[BEGIN Rows]

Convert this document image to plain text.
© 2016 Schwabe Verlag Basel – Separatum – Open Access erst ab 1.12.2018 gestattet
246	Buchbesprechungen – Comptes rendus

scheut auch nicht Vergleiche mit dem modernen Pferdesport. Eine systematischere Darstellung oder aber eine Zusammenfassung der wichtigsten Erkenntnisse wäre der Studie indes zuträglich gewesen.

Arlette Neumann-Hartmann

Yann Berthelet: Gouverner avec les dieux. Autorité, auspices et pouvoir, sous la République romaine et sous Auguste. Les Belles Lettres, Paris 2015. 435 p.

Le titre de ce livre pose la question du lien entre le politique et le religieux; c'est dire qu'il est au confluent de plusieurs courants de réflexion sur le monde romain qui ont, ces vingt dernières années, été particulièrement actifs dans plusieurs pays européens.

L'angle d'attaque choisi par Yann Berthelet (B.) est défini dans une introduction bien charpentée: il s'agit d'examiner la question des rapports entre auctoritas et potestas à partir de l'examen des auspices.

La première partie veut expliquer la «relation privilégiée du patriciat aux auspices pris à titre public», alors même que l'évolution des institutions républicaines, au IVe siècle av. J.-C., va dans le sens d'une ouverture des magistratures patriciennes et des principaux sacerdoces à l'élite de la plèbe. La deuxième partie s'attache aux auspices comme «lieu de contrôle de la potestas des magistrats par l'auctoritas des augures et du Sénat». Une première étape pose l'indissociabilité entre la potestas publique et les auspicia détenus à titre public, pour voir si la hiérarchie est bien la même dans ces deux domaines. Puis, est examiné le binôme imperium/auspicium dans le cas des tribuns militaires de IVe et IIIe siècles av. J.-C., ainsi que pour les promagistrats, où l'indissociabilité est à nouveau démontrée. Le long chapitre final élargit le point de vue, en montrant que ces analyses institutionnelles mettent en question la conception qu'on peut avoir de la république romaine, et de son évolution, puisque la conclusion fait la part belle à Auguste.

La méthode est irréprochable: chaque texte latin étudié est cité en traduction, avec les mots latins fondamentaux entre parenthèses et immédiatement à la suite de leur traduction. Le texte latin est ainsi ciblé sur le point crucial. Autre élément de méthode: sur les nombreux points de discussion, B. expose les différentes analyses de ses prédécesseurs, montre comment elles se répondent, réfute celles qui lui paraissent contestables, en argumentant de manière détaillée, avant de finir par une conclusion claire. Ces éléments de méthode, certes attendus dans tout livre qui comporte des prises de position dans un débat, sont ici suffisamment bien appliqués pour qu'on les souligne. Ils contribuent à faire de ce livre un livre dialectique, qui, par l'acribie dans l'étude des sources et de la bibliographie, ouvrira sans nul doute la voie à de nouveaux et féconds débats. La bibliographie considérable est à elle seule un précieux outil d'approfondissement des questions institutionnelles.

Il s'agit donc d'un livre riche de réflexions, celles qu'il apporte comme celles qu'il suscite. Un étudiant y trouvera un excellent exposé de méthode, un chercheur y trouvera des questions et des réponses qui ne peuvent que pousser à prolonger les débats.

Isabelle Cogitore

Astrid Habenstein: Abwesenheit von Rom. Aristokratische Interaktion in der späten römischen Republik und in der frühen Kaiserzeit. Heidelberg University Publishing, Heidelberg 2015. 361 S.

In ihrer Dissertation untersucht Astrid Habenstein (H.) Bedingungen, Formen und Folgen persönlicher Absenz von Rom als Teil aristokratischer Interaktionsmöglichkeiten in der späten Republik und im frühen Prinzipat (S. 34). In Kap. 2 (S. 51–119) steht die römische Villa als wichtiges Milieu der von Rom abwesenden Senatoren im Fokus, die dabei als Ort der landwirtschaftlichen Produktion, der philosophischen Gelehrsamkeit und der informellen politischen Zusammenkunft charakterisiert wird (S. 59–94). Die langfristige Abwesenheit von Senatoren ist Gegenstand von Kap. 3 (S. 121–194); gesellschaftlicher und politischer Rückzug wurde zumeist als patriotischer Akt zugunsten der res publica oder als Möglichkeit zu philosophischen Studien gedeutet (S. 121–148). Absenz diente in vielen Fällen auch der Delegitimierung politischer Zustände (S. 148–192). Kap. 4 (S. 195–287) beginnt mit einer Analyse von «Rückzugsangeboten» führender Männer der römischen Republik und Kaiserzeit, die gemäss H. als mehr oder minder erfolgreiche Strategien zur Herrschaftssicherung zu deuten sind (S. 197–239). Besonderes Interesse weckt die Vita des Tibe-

[END Rows]

• Task
Your task is to print all of the records exactly.

• Exercise result
Convert this document image to plain text.
© 2016 Schwabe Verlag Basel – Separatum – Open Access erst ab 1.12.2018 gestattet
246	Buchbesprechungen – Comptes rendus

scheut auch nicht Vergleiche mit dem modernen Pferdesport. Eine systematischere Darstellung oder aber eine Zusammenfassung der wichtigsten Erkenntnisse wäre der Studie indes zuträglich gewesen.

Arlette Neumann-Hartmann

Yann Berthelet: Gouverner avec les dieux. Autorité, auspices et pouvoir, sous la République romaine et sous Auguste. Les Belles Lettres, Paris 2015. 435 p.

Le titre de ce livre pose la question du lien entre le politique et le religieux; c'est dire qu'il est au confluent de plusieurs courants de réflexion sur le monde romain qui ont, ces vingt dernières années, été particulièrement actifs dans plusieurs pays européens.

L'angle d'attaque choisi par Yann Berthelet (B.) est défini dans une introduction bien charpentée: il s'agit d'examiner la question des rapports entre auctoritas et potestas à partir de l'examen des auspices.

La première partie veut expliquer la «relation privilégiée du patriciat aux auspices pris à titre public», alors même que l'évolution des institutions républicaines, au IVe siècle av. J.-C., va dans le sens d'une ouverture des magistratures patriciennes et des principaux sacerdoces à l'élite de la plèbe. La deuxième partie s'attache aux auspices comme «lieu de contrôle de la potestas des magistrats par l'auctoritas des augures et du Sénat». Une première étape pose l'indissociabilité entre la potestas publique et les auspicia détenus à titre public, pour voir si la hiérarchie est bien la même dans ces deux domaines. Puis, est examiné le binôme imperium/auspicium dans le cas des tribuns militaires de IVe et IIIe siècles av. J.-C., ainsi que pour les promagistrats, où l'indissociabilité est à nouveau démontrée. Le long chapitre final élargit le point de vue, en montrant que ces analyses institutionnelles mettent en question la conception qu'on peut avoir de la république romaine, et de son évolution, puisque la conclusion fait la part belle à Auguste.

La méthode est irréprochable: chaque texte latin étudié est cité en traduction, avec les mots latins fondamentaux entre parenthèses et immédiatement à la suite de leur traduction. Le texte latin est ainsi ciblé sur le point crucial. Autre élément de méthode: sur les nombreux points de discussion, B. expose les différentes analyses de ses prédécesseurs, montre comment elles se répondent, réfute celles qui lui paraissent contestables, en argumentant de manière détaillée, avant de finir par une conclusion claire. Ces éléments de méthode, certes attendus dans tout livre qui comporte des prises de position dans un débat, sont ici suffisamment bien appliqués pour qu'on les souligne. Ils contribuent à faire de ce livre un livre dialectique, qui, par l'acribie dans l'étude des sources et de la bibliographie, ouvrira sans nul doute la voie à de nouveaux et féconds débats. La bibliographie considérable est à elle seule un précieux outil d'approfondissement des questions institutionnelles.

Il s'agit donc d'un livre riche de réflexions, celles qu'il apporte comme celles qu'il suscite. Un étudiant y trouvera un excellent exposé de méthode, un chercheur y trouvera des questions et des réponses qui ne peuvent que pousser à prolonger les débats.

Isabelle Cogitore

Astrid Habenstein: Abwesenheit von Rom. Aristokratische Interaktion in der späten römischen Republik und in der frühen Kaiserzeit. Heidelberg University Publishing, Heidelberg 2015. 361 S.

In ihrer Dissertation untersucht Astrid Habenstein (H.) Bedingungen, Formen und Folgen persönlicher Absenz von Rom als Teil aristokratischer Interaktionsmöglichkeiten in der späten Republik und im frühen Prinzipat (S. 34). In Kap. 2 (S. 51–119) steht die römische Villa als wichtiges Milieu der von Rom abwesenden Senatoren im Fokus, die dabei als Ort der landwirtschaftlichen Produktion, der philosophischen Gelehrsamkeit und der informellen politischen Zusammenkunft charakterisiert wird (S. 59–94). Die langfristige Abwesenheit von Senatoren ist Gegenstand von Kap. 3 (S. 121–194); gesellschaftlicher und politischer Rückzug wurde zumeist als patriotischer Akt zugunsten der res publica oder als Möglichkeit zu philosophischen Studien gedeutet (S. 121–148). Absenz diente in vielen Fällen auch der Delegitimierung politischer Zustände (S. 148–192). Kap. 4 (S. 195–287) beginnt mit einer Analyse von «Rückzugsangeboten» führender Männer der römischen Republik und Kaiserzeit, die gemäss H. als mehr oder minder erfolgreiche Strategien zur Herrschaftssicherung zu deuten sind (S. 197–239). Besonderes Interesse weckt die Vita des Tibe-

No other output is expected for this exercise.